→ Material for this task
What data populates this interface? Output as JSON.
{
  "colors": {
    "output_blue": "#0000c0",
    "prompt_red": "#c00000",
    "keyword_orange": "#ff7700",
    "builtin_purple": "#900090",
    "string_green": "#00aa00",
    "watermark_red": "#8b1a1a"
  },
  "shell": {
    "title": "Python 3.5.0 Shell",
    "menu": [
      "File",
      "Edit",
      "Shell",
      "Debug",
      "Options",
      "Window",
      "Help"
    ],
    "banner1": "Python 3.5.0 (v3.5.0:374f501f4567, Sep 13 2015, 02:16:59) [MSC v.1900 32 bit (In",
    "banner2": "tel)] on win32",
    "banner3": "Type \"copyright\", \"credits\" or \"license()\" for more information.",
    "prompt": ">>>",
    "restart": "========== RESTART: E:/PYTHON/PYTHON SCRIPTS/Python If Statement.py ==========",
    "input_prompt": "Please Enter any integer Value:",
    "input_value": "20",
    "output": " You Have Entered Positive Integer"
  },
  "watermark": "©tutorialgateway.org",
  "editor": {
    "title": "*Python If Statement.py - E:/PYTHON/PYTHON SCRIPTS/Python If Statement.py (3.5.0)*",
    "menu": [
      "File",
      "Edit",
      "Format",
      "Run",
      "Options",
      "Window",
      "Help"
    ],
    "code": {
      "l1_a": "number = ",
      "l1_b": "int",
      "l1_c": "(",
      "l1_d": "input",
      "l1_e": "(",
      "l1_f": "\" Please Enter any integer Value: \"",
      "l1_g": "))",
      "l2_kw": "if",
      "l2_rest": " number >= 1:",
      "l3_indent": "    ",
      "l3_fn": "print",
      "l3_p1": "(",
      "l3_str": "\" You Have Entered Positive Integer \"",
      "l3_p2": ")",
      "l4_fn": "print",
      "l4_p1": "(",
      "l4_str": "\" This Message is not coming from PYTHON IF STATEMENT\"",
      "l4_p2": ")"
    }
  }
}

→ Requirement
What is the number of lines in the listing that include the word "Entered"? Give that number and nothing else.

→ Reply to the exercise
2